**Given records**.
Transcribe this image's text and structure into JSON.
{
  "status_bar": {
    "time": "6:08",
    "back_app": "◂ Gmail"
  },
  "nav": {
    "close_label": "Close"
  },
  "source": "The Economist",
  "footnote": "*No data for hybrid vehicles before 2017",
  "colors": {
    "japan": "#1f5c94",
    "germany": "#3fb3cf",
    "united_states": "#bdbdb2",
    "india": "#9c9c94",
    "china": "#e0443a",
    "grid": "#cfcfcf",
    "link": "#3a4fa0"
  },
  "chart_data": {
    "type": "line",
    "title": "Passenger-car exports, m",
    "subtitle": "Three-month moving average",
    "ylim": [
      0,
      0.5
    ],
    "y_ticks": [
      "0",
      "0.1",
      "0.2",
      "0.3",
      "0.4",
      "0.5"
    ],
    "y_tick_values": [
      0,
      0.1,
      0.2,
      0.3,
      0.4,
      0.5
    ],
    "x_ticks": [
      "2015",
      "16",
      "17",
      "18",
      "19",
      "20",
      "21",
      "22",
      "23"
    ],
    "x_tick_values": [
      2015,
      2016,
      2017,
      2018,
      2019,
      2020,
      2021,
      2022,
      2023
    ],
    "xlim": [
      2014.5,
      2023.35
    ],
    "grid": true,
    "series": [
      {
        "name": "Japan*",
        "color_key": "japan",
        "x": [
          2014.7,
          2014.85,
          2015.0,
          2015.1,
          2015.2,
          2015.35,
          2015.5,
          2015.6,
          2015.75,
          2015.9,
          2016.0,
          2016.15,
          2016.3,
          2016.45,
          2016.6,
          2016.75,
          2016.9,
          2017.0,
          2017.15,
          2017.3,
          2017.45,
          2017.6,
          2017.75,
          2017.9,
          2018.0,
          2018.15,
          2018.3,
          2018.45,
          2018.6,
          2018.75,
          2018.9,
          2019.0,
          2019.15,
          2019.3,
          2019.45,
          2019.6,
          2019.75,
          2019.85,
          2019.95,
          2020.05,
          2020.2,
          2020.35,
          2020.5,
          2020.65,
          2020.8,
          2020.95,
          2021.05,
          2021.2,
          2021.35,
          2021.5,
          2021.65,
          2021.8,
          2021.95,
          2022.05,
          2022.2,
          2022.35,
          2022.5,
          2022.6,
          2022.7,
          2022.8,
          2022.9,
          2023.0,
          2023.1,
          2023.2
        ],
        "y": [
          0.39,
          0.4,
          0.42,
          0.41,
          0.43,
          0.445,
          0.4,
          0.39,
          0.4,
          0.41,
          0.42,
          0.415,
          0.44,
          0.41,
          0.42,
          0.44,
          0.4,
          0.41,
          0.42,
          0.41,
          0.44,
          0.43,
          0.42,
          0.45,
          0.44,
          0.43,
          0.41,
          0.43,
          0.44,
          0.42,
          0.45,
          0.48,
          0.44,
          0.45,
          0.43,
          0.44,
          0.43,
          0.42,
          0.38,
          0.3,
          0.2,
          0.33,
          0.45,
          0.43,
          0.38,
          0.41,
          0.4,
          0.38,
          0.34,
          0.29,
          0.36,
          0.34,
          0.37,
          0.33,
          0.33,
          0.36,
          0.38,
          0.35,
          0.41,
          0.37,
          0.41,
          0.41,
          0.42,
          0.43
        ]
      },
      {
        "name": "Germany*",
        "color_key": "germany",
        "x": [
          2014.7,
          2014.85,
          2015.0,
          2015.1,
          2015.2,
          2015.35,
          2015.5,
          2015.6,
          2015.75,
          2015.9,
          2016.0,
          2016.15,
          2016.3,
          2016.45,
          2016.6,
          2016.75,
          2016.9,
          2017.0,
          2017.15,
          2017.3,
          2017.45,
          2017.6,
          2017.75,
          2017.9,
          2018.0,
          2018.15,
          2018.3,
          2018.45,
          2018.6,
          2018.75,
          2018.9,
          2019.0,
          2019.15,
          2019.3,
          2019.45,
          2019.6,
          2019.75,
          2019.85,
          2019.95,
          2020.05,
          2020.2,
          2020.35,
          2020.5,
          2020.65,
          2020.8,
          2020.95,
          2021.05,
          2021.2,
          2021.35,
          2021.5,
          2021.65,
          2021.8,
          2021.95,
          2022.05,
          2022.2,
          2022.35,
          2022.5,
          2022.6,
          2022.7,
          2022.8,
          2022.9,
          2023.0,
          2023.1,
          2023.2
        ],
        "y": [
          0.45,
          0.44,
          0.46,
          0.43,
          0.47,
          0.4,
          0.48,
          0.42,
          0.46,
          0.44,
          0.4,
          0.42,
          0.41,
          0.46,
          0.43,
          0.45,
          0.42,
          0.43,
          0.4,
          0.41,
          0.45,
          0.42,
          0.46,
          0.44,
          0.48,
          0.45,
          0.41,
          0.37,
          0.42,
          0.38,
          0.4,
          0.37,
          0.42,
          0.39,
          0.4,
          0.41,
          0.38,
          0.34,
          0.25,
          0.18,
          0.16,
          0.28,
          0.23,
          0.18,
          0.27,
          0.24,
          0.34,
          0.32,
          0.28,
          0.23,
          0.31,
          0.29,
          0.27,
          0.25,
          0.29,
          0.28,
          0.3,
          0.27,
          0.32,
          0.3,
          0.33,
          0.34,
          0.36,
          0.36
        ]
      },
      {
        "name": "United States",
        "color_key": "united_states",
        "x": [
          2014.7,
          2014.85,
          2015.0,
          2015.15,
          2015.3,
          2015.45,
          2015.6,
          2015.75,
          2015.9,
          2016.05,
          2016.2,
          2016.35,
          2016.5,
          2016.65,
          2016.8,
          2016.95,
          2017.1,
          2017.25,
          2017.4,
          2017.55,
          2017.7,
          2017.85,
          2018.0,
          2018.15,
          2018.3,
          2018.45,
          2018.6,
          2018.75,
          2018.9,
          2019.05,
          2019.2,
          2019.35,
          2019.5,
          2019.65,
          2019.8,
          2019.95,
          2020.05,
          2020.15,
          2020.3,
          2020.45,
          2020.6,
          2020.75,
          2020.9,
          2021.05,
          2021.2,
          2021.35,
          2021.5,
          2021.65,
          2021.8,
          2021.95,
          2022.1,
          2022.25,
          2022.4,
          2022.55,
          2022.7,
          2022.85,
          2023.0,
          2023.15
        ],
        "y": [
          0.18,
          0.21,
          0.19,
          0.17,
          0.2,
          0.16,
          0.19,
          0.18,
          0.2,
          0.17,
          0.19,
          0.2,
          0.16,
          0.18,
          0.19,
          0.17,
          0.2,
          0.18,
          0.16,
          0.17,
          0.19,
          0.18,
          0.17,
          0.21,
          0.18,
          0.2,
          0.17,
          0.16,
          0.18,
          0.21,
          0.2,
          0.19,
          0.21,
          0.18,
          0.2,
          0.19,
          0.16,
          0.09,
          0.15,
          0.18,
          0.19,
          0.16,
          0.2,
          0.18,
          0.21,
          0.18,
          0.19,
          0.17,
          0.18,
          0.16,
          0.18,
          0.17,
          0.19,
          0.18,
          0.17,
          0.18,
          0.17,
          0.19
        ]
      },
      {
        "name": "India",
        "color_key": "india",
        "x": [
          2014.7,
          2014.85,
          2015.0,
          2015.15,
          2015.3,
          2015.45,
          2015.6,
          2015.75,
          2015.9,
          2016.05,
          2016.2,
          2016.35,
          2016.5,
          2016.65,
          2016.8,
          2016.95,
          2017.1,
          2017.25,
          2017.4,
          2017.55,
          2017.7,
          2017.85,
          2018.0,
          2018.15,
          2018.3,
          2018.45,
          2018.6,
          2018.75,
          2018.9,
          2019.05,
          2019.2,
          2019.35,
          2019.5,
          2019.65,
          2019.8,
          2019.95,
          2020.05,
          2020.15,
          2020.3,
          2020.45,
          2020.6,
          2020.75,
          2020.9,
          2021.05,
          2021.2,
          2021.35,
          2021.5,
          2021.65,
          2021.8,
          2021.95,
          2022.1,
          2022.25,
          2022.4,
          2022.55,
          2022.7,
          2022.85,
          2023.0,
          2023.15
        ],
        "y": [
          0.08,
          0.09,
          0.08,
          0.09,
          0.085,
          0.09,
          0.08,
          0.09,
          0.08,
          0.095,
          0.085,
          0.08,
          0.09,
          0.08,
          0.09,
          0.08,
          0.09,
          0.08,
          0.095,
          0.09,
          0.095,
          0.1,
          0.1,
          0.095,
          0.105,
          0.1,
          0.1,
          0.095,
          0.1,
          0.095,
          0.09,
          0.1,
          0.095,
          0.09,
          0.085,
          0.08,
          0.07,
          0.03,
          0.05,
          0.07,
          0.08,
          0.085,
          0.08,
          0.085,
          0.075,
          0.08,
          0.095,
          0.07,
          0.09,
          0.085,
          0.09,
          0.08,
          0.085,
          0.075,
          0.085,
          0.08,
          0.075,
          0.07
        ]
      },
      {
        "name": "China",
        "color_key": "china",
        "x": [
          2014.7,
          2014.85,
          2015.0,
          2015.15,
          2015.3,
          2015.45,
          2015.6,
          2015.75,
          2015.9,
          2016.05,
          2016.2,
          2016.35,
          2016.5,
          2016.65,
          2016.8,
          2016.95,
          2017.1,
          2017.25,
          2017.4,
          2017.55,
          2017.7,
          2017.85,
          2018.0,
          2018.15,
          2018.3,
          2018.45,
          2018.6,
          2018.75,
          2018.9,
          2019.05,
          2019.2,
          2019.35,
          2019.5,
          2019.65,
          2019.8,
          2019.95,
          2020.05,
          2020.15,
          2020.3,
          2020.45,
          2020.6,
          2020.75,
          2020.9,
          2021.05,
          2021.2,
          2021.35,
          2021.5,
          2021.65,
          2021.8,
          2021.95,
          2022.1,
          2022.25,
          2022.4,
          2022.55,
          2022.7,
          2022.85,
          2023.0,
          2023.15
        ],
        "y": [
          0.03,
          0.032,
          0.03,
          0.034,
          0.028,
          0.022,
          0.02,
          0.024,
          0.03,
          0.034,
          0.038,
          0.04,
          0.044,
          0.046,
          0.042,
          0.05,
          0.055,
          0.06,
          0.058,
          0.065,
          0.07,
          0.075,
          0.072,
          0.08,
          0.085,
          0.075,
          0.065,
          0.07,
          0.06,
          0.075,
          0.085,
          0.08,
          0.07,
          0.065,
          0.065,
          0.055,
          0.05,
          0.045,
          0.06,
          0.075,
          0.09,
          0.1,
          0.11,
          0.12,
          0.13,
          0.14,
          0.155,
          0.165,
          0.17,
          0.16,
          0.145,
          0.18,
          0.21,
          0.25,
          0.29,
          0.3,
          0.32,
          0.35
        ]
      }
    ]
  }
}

...

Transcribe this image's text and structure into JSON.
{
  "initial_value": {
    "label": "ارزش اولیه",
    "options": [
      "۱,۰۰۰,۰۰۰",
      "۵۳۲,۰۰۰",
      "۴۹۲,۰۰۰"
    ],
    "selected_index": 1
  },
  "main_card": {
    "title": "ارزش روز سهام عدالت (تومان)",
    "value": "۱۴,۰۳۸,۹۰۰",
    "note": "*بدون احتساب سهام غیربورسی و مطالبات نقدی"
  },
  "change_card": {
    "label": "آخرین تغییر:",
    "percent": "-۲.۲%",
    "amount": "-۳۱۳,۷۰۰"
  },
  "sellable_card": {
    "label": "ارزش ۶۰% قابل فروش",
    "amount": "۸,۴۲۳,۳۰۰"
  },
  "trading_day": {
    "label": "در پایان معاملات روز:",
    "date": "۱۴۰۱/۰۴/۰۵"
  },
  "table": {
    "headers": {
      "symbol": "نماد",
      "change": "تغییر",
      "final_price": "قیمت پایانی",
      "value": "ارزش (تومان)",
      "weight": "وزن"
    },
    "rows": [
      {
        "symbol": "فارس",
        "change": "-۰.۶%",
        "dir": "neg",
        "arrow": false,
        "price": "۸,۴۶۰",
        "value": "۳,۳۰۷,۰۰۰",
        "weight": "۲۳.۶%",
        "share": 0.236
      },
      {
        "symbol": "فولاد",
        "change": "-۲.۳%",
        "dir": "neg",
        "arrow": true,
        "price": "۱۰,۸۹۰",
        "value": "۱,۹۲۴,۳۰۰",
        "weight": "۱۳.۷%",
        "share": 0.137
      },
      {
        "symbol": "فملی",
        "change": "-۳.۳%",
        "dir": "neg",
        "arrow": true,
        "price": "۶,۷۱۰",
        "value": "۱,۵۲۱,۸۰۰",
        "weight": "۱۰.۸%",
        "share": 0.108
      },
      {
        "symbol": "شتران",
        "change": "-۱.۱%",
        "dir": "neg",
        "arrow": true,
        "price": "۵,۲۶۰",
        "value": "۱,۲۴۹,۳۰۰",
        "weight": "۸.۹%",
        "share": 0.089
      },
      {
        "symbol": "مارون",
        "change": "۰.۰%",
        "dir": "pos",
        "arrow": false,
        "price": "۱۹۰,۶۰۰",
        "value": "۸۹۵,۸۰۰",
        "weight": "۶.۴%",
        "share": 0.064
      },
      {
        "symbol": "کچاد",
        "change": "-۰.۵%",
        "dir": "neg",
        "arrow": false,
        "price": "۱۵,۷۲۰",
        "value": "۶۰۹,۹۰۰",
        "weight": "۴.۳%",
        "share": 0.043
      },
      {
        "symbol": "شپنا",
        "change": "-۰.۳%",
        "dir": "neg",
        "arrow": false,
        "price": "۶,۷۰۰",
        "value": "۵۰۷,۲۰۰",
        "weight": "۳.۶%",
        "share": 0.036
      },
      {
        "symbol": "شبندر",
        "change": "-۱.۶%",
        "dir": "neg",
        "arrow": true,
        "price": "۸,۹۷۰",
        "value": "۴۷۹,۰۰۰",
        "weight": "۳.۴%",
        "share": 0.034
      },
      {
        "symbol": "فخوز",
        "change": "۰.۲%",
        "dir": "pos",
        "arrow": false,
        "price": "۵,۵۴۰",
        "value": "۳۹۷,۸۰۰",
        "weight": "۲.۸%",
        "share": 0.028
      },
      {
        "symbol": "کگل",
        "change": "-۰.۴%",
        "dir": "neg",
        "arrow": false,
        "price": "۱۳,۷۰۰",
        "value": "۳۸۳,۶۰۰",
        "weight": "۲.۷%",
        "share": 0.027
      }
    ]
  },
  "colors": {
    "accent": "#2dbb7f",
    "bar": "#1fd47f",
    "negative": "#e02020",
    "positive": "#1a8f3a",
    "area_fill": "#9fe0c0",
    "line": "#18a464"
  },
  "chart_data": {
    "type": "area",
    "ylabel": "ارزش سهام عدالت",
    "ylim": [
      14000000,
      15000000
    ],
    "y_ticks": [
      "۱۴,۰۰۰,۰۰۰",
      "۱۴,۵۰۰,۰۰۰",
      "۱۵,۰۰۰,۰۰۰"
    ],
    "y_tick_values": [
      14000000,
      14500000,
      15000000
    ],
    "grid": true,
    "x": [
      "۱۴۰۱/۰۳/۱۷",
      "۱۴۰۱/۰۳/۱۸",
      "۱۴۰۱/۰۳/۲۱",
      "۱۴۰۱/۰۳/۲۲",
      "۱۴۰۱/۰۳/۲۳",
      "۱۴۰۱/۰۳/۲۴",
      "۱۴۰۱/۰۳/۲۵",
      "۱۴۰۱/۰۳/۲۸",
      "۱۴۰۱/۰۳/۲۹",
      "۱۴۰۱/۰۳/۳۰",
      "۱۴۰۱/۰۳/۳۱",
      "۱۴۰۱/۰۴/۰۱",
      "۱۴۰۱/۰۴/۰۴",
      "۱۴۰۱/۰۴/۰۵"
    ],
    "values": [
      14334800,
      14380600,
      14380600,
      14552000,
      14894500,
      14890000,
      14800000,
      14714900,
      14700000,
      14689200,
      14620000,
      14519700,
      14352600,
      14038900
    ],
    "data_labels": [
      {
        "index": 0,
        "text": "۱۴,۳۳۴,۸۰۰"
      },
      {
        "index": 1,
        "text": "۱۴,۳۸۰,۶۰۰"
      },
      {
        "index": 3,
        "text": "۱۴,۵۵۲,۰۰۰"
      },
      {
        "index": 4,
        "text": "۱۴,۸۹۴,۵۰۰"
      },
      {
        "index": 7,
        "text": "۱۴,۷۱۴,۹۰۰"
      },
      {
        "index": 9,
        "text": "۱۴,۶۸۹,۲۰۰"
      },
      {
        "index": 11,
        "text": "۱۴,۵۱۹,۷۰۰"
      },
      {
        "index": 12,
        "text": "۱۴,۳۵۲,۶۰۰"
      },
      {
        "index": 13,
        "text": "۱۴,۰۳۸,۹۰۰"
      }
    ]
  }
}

**Exercise task**. Report every line containing the word "weight" from the listing above.

**Output of the task**.
      "weight": "وزن"
        "weight": "۲۳.۶%",
        "weight": "۱۳.۷%",
        "weight": "۱۰.۸%",
        "weight": "۸.۹%",
        "weight": "۶.۴%",
        "weight": "۴.۳%",
        "weight": "۳.۶%",
        "weight": "۳.۴%",
        "weight": "۲.۸%",
        "weight": "۲.۷%",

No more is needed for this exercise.